» MATERIAL SHOWN:
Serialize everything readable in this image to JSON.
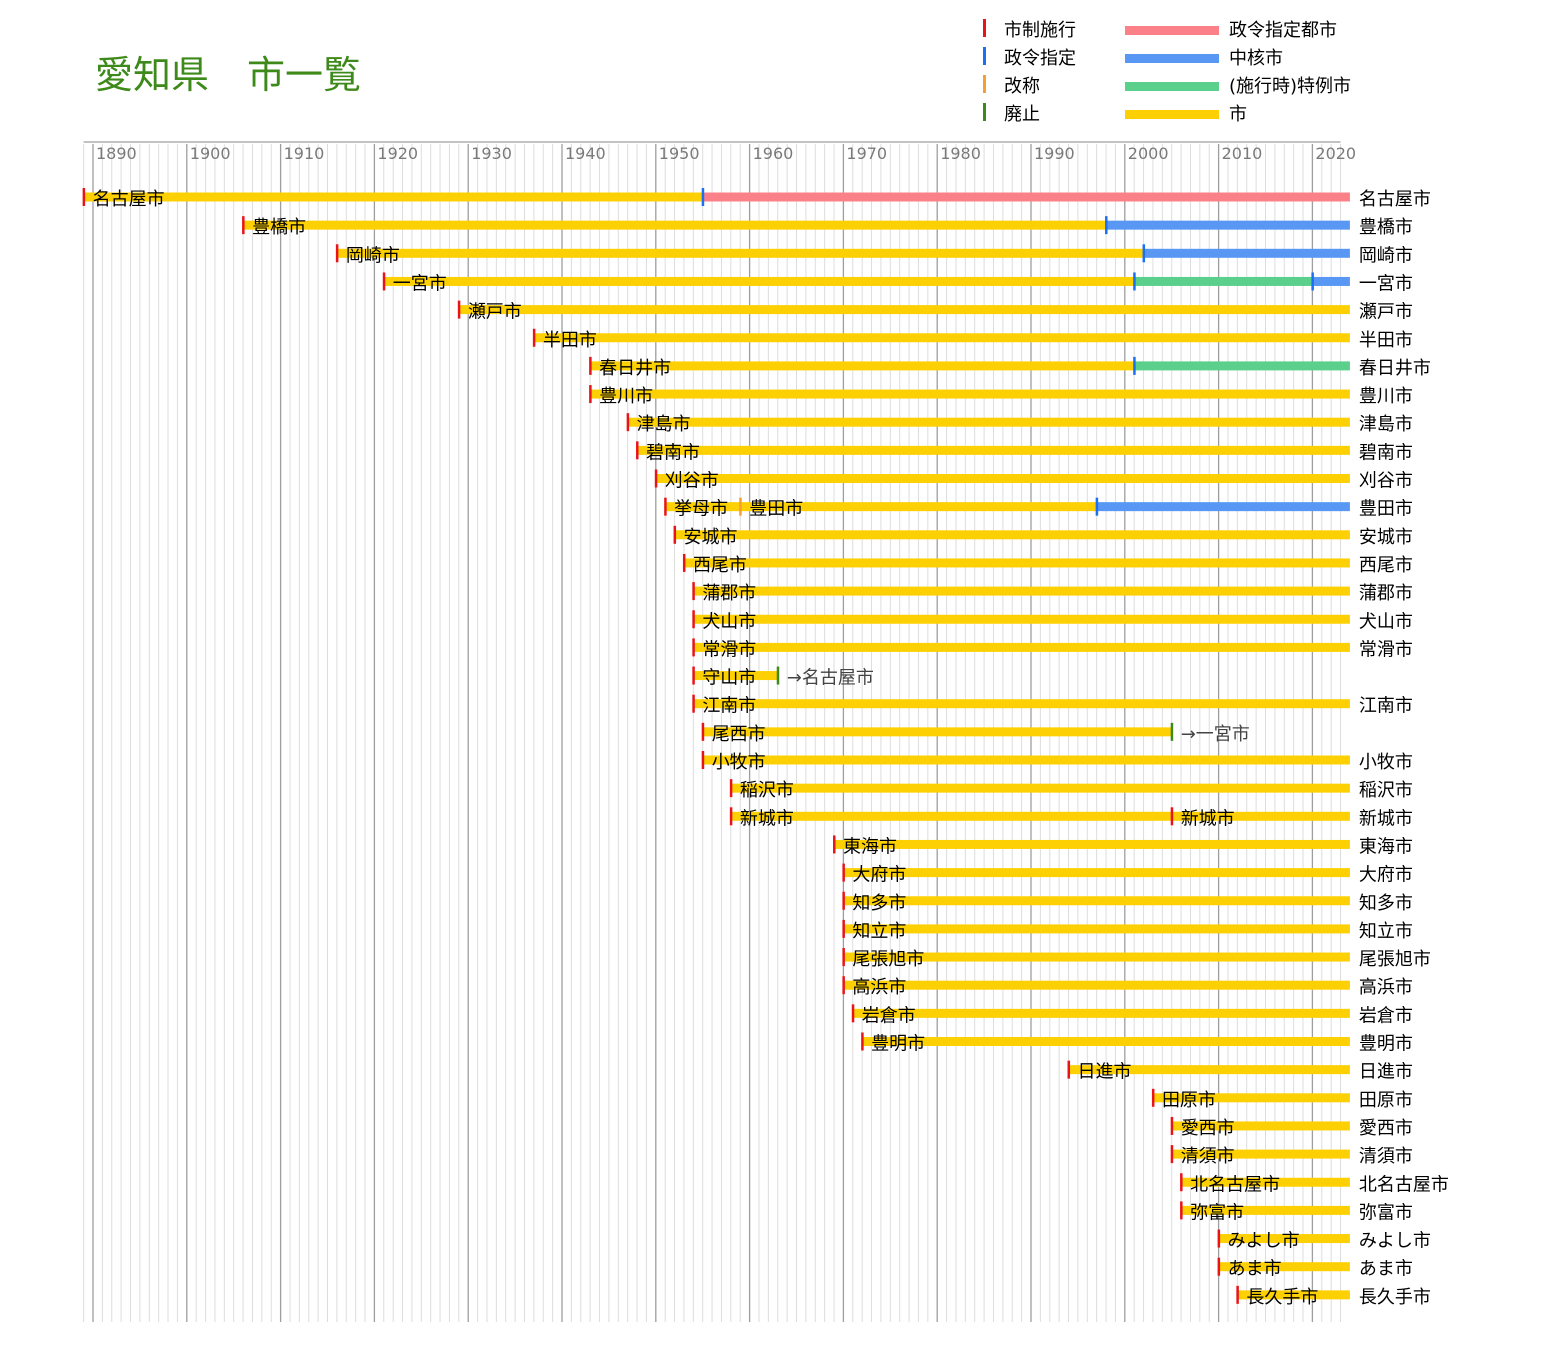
{
  "title": "愛知県　市一覧",
  "colors": {
    "shisei": "#e8141a",
    "seirei": "#1b6ff2",
    "kaisho": "#f4a030",
    "haishi": "#3d8a1a",
    "seirei_bar": "#fb8088",
    "chukaku_bar": "#5898f4",
    "tokurei_bar": "#5bd08c",
    "shi_bar": "#fdd003",
    "title": "#3d8a1a"
  },
  "legend": {
    "markers": [
      {
        "label": "市制施行",
        "color_key": "shisei"
      },
      {
        "label": "政令指定",
        "color_key": "seirei"
      },
      {
        "label": "改称",
        "color_key": "kaisho"
      },
      {
        "label": "廃止",
        "color_key": "haishi"
      }
    ],
    "bars": [
      {
        "label": "政令指定都市",
        "color_key": "seirei_bar"
      },
      {
        "label": "中核市",
        "color_key": "chukaku_bar"
      },
      {
        "label": "(施行時)特例市",
        "color_key": "tokurei_bar"
      },
      {
        "label": "市",
        "color_key": "shi_bar"
      }
    ]
  },
  "chart_data": {
    "type": "timeline",
    "x_range": [
      1889,
      2024
    ],
    "x_ticks": [
      1890,
      1900,
      1910,
      1920,
      1930,
      1940,
      1950,
      1960,
      1970,
      1980,
      1990,
      2000,
      2010,
      2020
    ],
    "rows": [
      {
        "start": 1889.0,
        "start_name": "名古屋市",
        "right_name": "名古屋市",
        "segments": [
          {
            "from": 1889.0,
            "to": 1955.0,
            "type": "shi"
          },
          {
            "from": 1955.0,
            "to": 2024,
            "type": "seirei"
          }
        ],
        "markers": [
          {
            "year": 1955.0,
            "type": "seirei"
          }
        ]
      },
      {
        "start": 1906.0,
        "start_name": "豊橋市",
        "right_name": "豊橋市",
        "segments": [
          {
            "from": 1906.0,
            "to": 1998.0,
            "type": "shi"
          },
          {
            "from": 1998.0,
            "to": 2024,
            "type": "chukaku"
          }
        ],
        "markers": [
          {
            "year": 1998.0,
            "type": "seirei"
          }
        ]
      },
      {
        "start": 1916.0,
        "start_name": "岡崎市",
        "right_name": "岡崎市",
        "segments": [
          {
            "from": 1916.0,
            "to": 2002.0,
            "type": "shi"
          },
          {
            "from": 2002.0,
            "to": 2024,
            "type": "chukaku"
          }
        ],
        "markers": [
          {
            "year": 2002.0,
            "type": "seirei"
          }
        ]
      },
      {
        "start": 1921.0,
        "start_name": "一宮市",
        "right_name": "一宮市",
        "segments": [
          {
            "from": 1921.0,
            "to": 2001.0,
            "type": "shi"
          },
          {
            "from": 2001.0,
            "to": 2020.0,
            "type": "tokurei"
          },
          {
            "from": 2020.0,
            "to": 2024,
            "type": "chukaku"
          }
        ],
        "markers": [
          {
            "year": 2001.0,
            "type": "seirei"
          },
          {
            "year": 2020.0,
            "type": "seirei"
          }
        ]
      },
      {
        "start": 1929.0,
        "start_name": "瀬戸市",
        "right_name": "瀬戸市",
        "segments": [
          {
            "from": 1929.0,
            "to": 2024,
            "type": "shi"
          }
        ],
        "markers": []
      },
      {
        "start": 1937.0,
        "start_name": "半田市",
        "right_name": "半田市",
        "segments": [
          {
            "from": 1937.0,
            "to": 2024,
            "type": "shi"
          }
        ],
        "markers": []
      },
      {
        "start": 1943.0,
        "start_name": "春日井市",
        "right_name": "春日井市",
        "segments": [
          {
            "from": 1943.0,
            "to": 2001.0,
            "type": "shi"
          },
          {
            "from": 2001.0,
            "to": 2024,
            "type": "tokurei"
          }
        ],
        "markers": [
          {
            "year": 2001.0,
            "type": "seirei"
          }
        ]
      },
      {
        "start": 1943.0,
        "start_name": "豊川市",
        "right_name": "豊川市",
        "segments": [
          {
            "from": 1943.0,
            "to": 2024,
            "type": "shi"
          }
        ],
        "markers": []
      },
      {
        "start": 1947.0,
        "start_name": "津島市",
        "right_name": "津島市",
        "segments": [
          {
            "from": 1947.0,
            "to": 2024,
            "type": "shi"
          }
        ],
        "markers": []
      },
      {
        "start": 1948.0,
        "start_name": "碧南市",
        "right_name": "碧南市",
        "segments": [
          {
            "from": 1948.0,
            "to": 2024,
            "type": "shi"
          }
        ],
        "markers": []
      },
      {
        "start": 1950.0,
        "start_name": "刈谷市",
        "right_name": "刈谷市",
        "segments": [
          {
            "from": 1950.0,
            "to": 2024,
            "type": "shi"
          }
        ],
        "markers": []
      },
      {
        "start": 1951.0,
        "start_name": "挙母市",
        "right_name": "豊田市",
        "segments": [
          {
            "from": 1951.0,
            "to": 1997.0,
            "type": "shi"
          },
          {
            "from": 1997.0,
            "to": 2024,
            "type": "chukaku"
          }
        ],
        "markers": [
          {
            "year": 1959.0,
            "type": "kaisho",
            "name": "豊田市"
          },
          {
            "year": 1997.0,
            "type": "seirei"
          }
        ]
      },
      {
        "start": 1952.0,
        "start_name": "安城市",
        "right_name": "安城市",
        "segments": [
          {
            "from": 1952.0,
            "to": 2024,
            "type": "shi"
          }
        ],
        "markers": []
      },
      {
        "start": 1953.0,
        "start_name": "西尾市",
        "right_name": "西尾市",
        "segments": [
          {
            "from": 1953.0,
            "to": 2024,
            "type": "shi"
          }
        ],
        "markers": []
      },
      {
        "start": 1954.0,
        "start_name": "蒲郡市",
        "right_name": "蒲郡市",
        "segments": [
          {
            "from": 1954.0,
            "to": 2024,
            "type": "shi"
          }
        ],
        "markers": []
      },
      {
        "start": 1954.0,
        "start_name": "犬山市",
        "right_name": "犬山市",
        "segments": [
          {
            "from": 1954.0,
            "to": 2024,
            "type": "shi"
          }
        ],
        "markers": []
      },
      {
        "start": 1954.0,
        "start_name": "常滑市",
        "right_name": "常滑市",
        "segments": [
          {
            "from": 1954.0,
            "to": 2024,
            "type": "shi"
          }
        ],
        "markers": []
      },
      {
        "start": 1954.0,
        "start_name": "守山市",
        "right_name": "",
        "segments": [
          {
            "from": 1954.0,
            "to": 1963.0,
            "type": "shi"
          }
        ],
        "markers": [
          {
            "year": 1963.0,
            "type": "haishi"
          }
        ],
        "end_note": "→名古屋市"
      },
      {
        "start": 1954.0,
        "start_name": "江南市",
        "right_name": "江南市",
        "segments": [
          {
            "from": 1954.0,
            "to": 2024,
            "type": "shi"
          }
        ],
        "markers": []
      },
      {
        "start": 1955.0,
        "start_name": "尾西市",
        "right_name": "",
        "segments": [
          {
            "from": 1955.0,
            "to": 2005.0,
            "type": "shi"
          }
        ],
        "markers": [
          {
            "year": 2005.0,
            "type": "haishi"
          }
        ],
        "end_note": "→一宮市"
      },
      {
        "start": 1955.0,
        "start_name": "小牧市",
        "right_name": "小牧市",
        "segments": [
          {
            "from": 1955.0,
            "to": 2024,
            "type": "shi"
          }
        ],
        "markers": []
      },
      {
        "start": 1958.0,
        "start_name": "稲沢市",
        "right_name": "稲沢市",
        "segments": [
          {
            "from": 1958.0,
            "to": 2024,
            "type": "shi"
          }
        ],
        "markers": []
      },
      {
        "start": 1958.0,
        "start_name": "新城市",
        "right_name": "新城市",
        "segments": [
          {
            "from": 1958.0,
            "to": 2024,
            "type": "shi"
          }
        ],
        "markers": [
          {
            "year": 2005.0,
            "type": "shisei",
            "name": "新城市"
          }
        ]
      },
      {
        "start": 1969.0,
        "start_name": "東海市",
        "right_name": "東海市",
        "segments": [
          {
            "from": 1969.0,
            "to": 2024,
            "type": "shi"
          }
        ],
        "markers": []
      },
      {
        "start": 1970.0,
        "start_name": "大府市",
        "right_name": "大府市",
        "segments": [
          {
            "from": 1970.0,
            "to": 2024,
            "type": "shi"
          }
        ],
        "markers": []
      },
      {
        "start": 1970.0,
        "start_name": "知多市",
        "right_name": "知多市",
        "segments": [
          {
            "from": 1970.0,
            "to": 2024,
            "type": "shi"
          }
        ],
        "markers": []
      },
      {
        "start": 1970.0,
        "start_name": "知立市",
        "right_name": "知立市",
        "segments": [
          {
            "from": 1970.0,
            "to": 2024,
            "type": "shi"
          }
        ],
        "markers": []
      },
      {
        "start": 1970.0,
        "start_name": "尾張旭市",
        "right_name": "尾張旭市",
        "segments": [
          {
            "from": 1970.0,
            "to": 2024,
            "type": "shi"
          }
        ],
        "markers": []
      },
      {
        "start": 1970.0,
        "start_name": "高浜市",
        "right_name": "高浜市",
        "segments": [
          {
            "from": 1970.0,
            "to": 2024,
            "type": "shi"
          }
        ],
        "markers": []
      },
      {
        "start": 1971.0,
        "start_name": "岩倉市",
        "right_name": "岩倉市",
        "segments": [
          {
            "from": 1971.0,
            "to": 2024,
            "type": "shi"
          }
        ],
        "markers": []
      },
      {
        "start": 1972.0,
        "start_name": "豊明市",
        "right_name": "豊明市",
        "segments": [
          {
            "from": 1972.0,
            "to": 2024,
            "type": "shi"
          }
        ],
        "markers": []
      },
      {
        "start": 1994.0,
        "start_name": "日進市",
        "right_name": "日進市",
        "segments": [
          {
            "from": 1994.0,
            "to": 2024,
            "type": "shi"
          }
        ],
        "markers": []
      },
      {
        "start": 2003.0,
        "start_name": "田原市",
        "right_name": "田原市",
        "segments": [
          {
            "from": 2003.0,
            "to": 2024,
            "type": "shi"
          }
        ],
        "markers": []
      },
      {
        "start": 2005.0,
        "start_name": "愛西市",
        "right_name": "愛西市",
        "segments": [
          {
            "from": 2005.0,
            "to": 2024,
            "type": "shi"
          }
        ],
        "markers": []
      },
      {
        "start": 2005.0,
        "start_name": "清須市",
        "right_name": "清須市",
        "segments": [
          {
            "from": 2005.0,
            "to": 2024,
            "type": "shi"
          }
        ],
        "markers": []
      },
      {
        "start": 2006.0,
        "start_name": "北名古屋市",
        "right_name": "北名古屋市",
        "segments": [
          {
            "from": 2006.0,
            "to": 2024,
            "type": "shi"
          }
        ],
        "markers": []
      },
      {
        "start": 2006.0,
        "start_name": "弥富市",
        "right_name": "弥富市",
        "segments": [
          {
            "from": 2006.0,
            "to": 2024,
            "type": "shi"
          }
        ],
        "markers": []
      },
      {
        "start": 2010.0,
        "start_name": "みよし市",
        "right_name": "みよし市",
        "segments": [
          {
            "from": 2010.0,
            "to": 2024,
            "type": "shi"
          }
        ],
        "markers": []
      },
      {
        "start": 2010.0,
        "start_name": "あま市",
        "right_name": "あま市",
        "segments": [
          {
            "from": 2010.0,
            "to": 2024,
            "type": "shi"
          }
        ],
        "markers": []
      },
      {
        "start": 2012.0,
        "start_name": "長久手市",
        "right_name": "長久手市",
        "segments": [
          {
            "from": 2012.0,
            "to": 2024,
            "type": "shi"
          }
        ],
        "markers": []
      }
    ]
  }
}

» WHAT IS EXPECTED: Keep only the lines that hold the string "shisei", and copy them out.

» WRITTEN ANSWER:
    "shisei": "#e8141a",
        "color_key": "shisei"
            "type": "shisei",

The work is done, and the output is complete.